*Exercise description*
Quote, verbatim, all material below, without pictures.

*Materials provided*
***
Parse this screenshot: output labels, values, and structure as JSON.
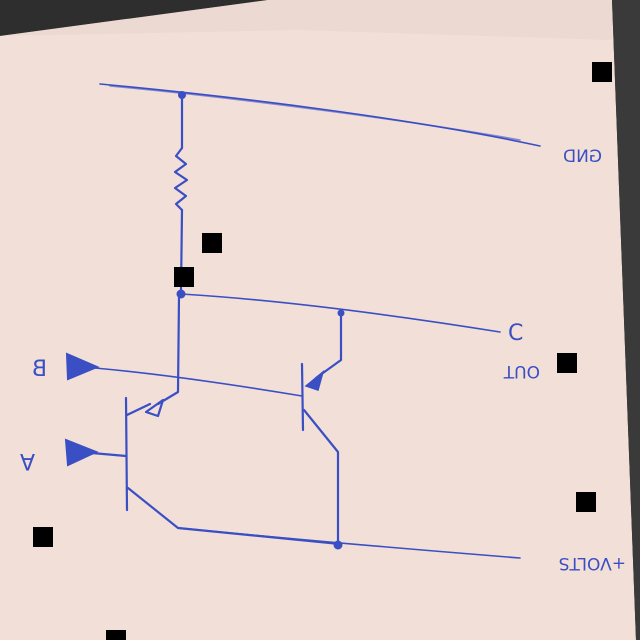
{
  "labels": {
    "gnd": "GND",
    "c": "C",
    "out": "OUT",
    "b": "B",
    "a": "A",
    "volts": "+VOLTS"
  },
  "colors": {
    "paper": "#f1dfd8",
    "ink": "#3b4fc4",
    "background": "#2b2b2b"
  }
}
***
*Response to this exercise*
Parse this screenshot: output labels, values, and structure as JSON.
{
  "labels": {
    "gnd": "GND",
    "c": "C",
    "out": "OUT",
    "b": "B",
    "a": "A",
    "volts": "+VOLTS"
  },
  "colors": {
    "paper": "#f1dfd8",
    "ink": "#3b4fc4",
    "background": "#2b2b2b"
  }
}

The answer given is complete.